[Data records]
######

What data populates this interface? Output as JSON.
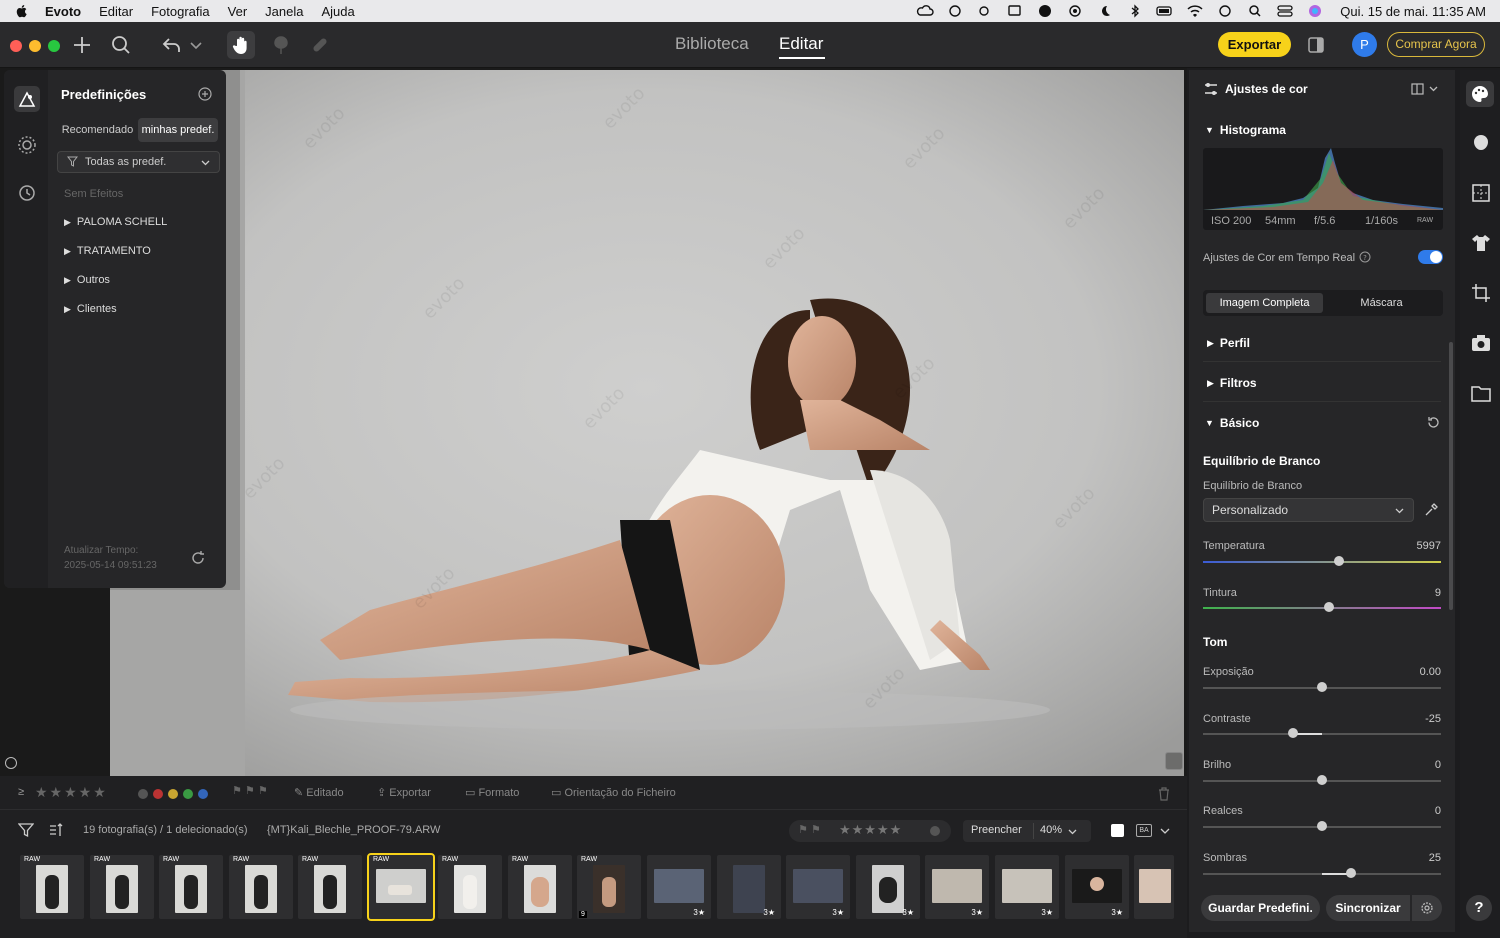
{
  "menubar": {
    "app_name": "Evoto",
    "items": [
      "Editar",
      "Fotografia",
      "Ver",
      "Janela",
      "Ajuda"
    ],
    "clock": "Qui. 15 de mai.  11:35 AM"
  },
  "toolbar": {
    "tab_library": "Biblioteca",
    "tab_edit": "Editar",
    "export_label": "Exportar",
    "avatar_initial": "P",
    "buy_label": "Comprar Agora"
  },
  "presets": {
    "title": "Predefinições",
    "tab_recommended": "Recomendado",
    "tab_mine": "minhas predef.",
    "filter_value": "Todas as predef.",
    "no_effects": "Sem Efeitos",
    "folders": [
      "PALOMA SCHELL",
      "TRATAMENTO",
      "Outros",
      "Clientes"
    ],
    "update_label": "Atualizar Tempo:",
    "update_time": "2025-05-14 09:51:23"
  },
  "watermark": "evoto",
  "adjust": {
    "title": "Ajustes de cor",
    "histogram_title": "Histograma",
    "histogram_info": [
      "ISO 200",
      "54mm",
      "f/5.6",
      "1/160s"
    ],
    "histogram_raw": "RAW",
    "realtime_label": "Ajustes de Cor em Tempo Real",
    "realtime_on": true,
    "seg_full": "Imagem Completa",
    "seg_mask": "Máscara",
    "section_profile": "Perfil",
    "section_filters": "Filtros",
    "section_basic": "Básico",
    "wb_title": "Equilíbrio de Branco",
    "wb_label": "Equilíbrio de Branco",
    "wb_value": "Personalizado",
    "temperature_label": "Temperatura",
    "temperature_value": "5997",
    "tint_label": "Tintura",
    "tint_value": "9",
    "tone_title": "Tom",
    "exposure_label": "Exposição",
    "exposure_value": "0.00",
    "contrast_label": "Contraste",
    "contrast_value": "-25",
    "brightness_label": "Brilho",
    "brightness_value": "0",
    "highlights_label": "Realces",
    "highlights_value": "0",
    "shadows_label": "Sombras",
    "shadows_value": "25",
    "save_label": "Guardar Predefini.",
    "sync_label": "Sincronizar"
  },
  "sliders": {
    "temperature": 0.57,
    "tint": 0.53,
    "exposure": 0.5,
    "contrast": 0.38,
    "brightness": 0.5,
    "highlights": 0.5,
    "shadows": 0.62
  },
  "filterbar": {
    "edited": "Editado",
    "export": "Exportar",
    "format": "Formato",
    "orientation": "Orientação do Ficheiro"
  },
  "filmstrip": {
    "count_label": "19 fotografia(s) / 1 delecionado(s)",
    "filename": "{MT}Kali_Blechle_PROOF-79.ARW",
    "fill_label": "Preencher",
    "zoom": "40%",
    "ba_label": "BA",
    "raw_tag": "RAW",
    "stack_count": "9",
    "rating_label": "3★"
  },
  "colors": {
    "accent": "#f7d21a",
    "toggle": "#2f7bea"
  }
}
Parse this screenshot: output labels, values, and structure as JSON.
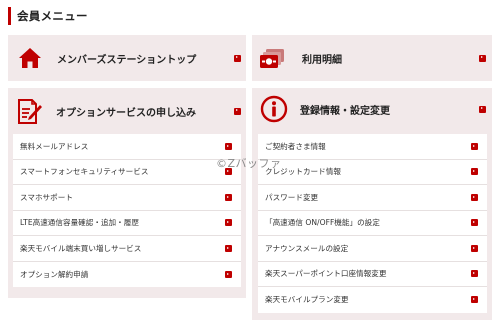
{
  "header": {
    "title": "会員メニュー"
  },
  "cards": {
    "member_station": {
      "title": "メンバーズステーショントップ",
      "icon": "house-icon"
    },
    "usage": {
      "title": "利用明細",
      "icon": "bill-icon"
    },
    "options": {
      "title": "オプションサービスの申し込み",
      "icon": "form-pen-icon",
      "items": [
        "無料メールアドレス",
        "スマートフォンセキュリティサービス",
        "スマホサポート",
        "LTE高速通信容量確認・追加・履歴",
        "楽天モバイル端末買い増しサービス",
        "オプション解約申請"
      ]
    },
    "registration": {
      "title": "登録情報・設定変更",
      "icon": "info-icon",
      "items": [
        "ご契約者さま情報",
        "クレジットカード情報",
        "パスワード変更",
        "「高速通信 ON/OFF機能」の設定",
        "アナウンスメールの設定",
        "楽天スーパーポイント口座情報変更",
        "楽天モバイルプラン変更"
      ]
    }
  },
  "watermark": "©Zバッファ",
  "colors": {
    "accent": "#bf0000",
    "panel_bg": "#f2e9ea"
  }
}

######

Print out the whole of the material word for word, without pictures.

What data populates this interface? Output as JSON.
{
  "menubar": {
    "app_name": "Evoto",
    "items": [
      "Editar",
      "Fotografia",
      "Ver",
      "Janela",
      "Ajuda"
    ],
    "clock": "Qui. 15 de mai.  11:35 AM"
  },
  "toolbar": {
    "tab_library": "Biblioteca",
    "tab_edit": "Editar",
    "export_label": "Exportar",
    "avatar_initial": "P",
    "buy_label": "Comprar Agora"
  },
  "presets": {
    "title": "Predefinições",
    "tab_recommended": "Recomendado",
    "tab_mine": "minhas predef.",
    "filter_value": "Todas as predef.",
    "no_effects": "Sem Efeitos",
    "folders": [
      "PALOMA SCHELL",
      "TRATAMENTO",
      "Outros",
      "Clientes"
    ],
    "update_label": "Atualizar Tempo:",
    "update_time": "2025-05-14 09:51:23"
  },
  "watermark": "evoto",
  "adjust": {
    "title": "Ajustes de cor",
    "histogram_title": "Histograma",
    "histogram_info": [
      "ISO 200",
      "54mm",
      "f/5.6",
      "1/160s"
    ],
    "histogram_raw": "RAW",
    "realtime_label": "Ajustes de Cor em Tempo Real",
    "realtime_on": true,
    "seg_full": "Imagem Completa",
    "seg_mask": "Máscara",
    "section_profile": "Perfil",
    "section_filters": "Filtros",
    "section_basic": "Básico",
    "wb_title": "Equilíbrio de Branco",
    "wb_label": "Equilíbrio de Branco",
    "wb_value": "Personalizado",
    "temperature_label": "Temperatura",
    "temperature_value": "5997",
    "tint_label": "Tintura",
    "tint_value": "9",
    "tone_title": "Tom",
    "exposure_label": "Exposição",
    "exposure_value": "0.00",
    "contrast_label": "Contraste",
    "contrast_value": "-25",
    "brightness_label": "Brilho",
    "brightness_value": "0",
    "highlights_label": "Realces",
    "highlights_value": "0",
    "shadows_label": "Sombras",
    "shadows_value": "25",
    "save_label": "Guardar Predefini.",
    "sync_label": "Sincronizar"
  },
  "sliders": {
    "temperature": 0.57,
    "tint": 0.53,
    "exposure": 0.5,
    "contrast": 0.38,
    "brightness": 0.5,
    "highlights": 0.5,
    "shadows": 0.62
  },
  "filterbar": {
    "edited": "Editado",
    "export": "Exportar",
    "format": "Formato",
    "orientation": "Orientação do Ficheiro"
  },
  "filmstrip": {
    "count_label": "19 fotografia(s) / 1 delecionado(s)",
    "filename": "{MT}Kali_Blechle_PROOF-79.ARW",
    "fill_label": "Preencher",
    "zoom": "40%",
    "ba_label": "BA",
    "raw_tag": "RAW",
    "stack_count": "9",
    "rating_label": "3★"
  },
  "colors": {
    "accent": "#f7d21a",
    "toggle": "#2f7bea"
  }
}
Parse this screenshot: output labels, values, and structure as JSON.
{
  "header": {
    "title": "会員メニュー"
  },
  "cards": {
    "member_station": {
      "title": "メンバーズステーショントップ",
      "icon": "house-icon"
    },
    "usage": {
      "title": "利用明細",
      "icon": "bill-icon"
    },
    "options": {
      "title": "オプションサービスの申し込み",
      "icon": "form-pen-icon",
      "items": [
        "無料メールアドレス",
        "スマートフォンセキュリティサービス",
        "スマホサポート",
        "LTE高速通信容量確認・追加・履歴",
        "楽天モバイル端末買い増しサービス",
        "オプション解約申請"
      ]
    },
    "registration": {
      "title": "登録情報・設定変更",
      "icon": "info-icon",
      "items": [
        "ご契約者さま情報",
        "クレジットカード情報",
        "パスワード変更",
        "「高速通信 ON/OFF機能」の設定",
        "アナウンスメールの設定",
        "楽天スーパーポイント口座情報変更",
        "楽天モバイルプラン変更"
      ]
    }
  },
  "watermark": "©Zバッファ",
  "colors": {
    "accent": "#bf0000",
    "panel_bg": "#f2e9ea"
  }
}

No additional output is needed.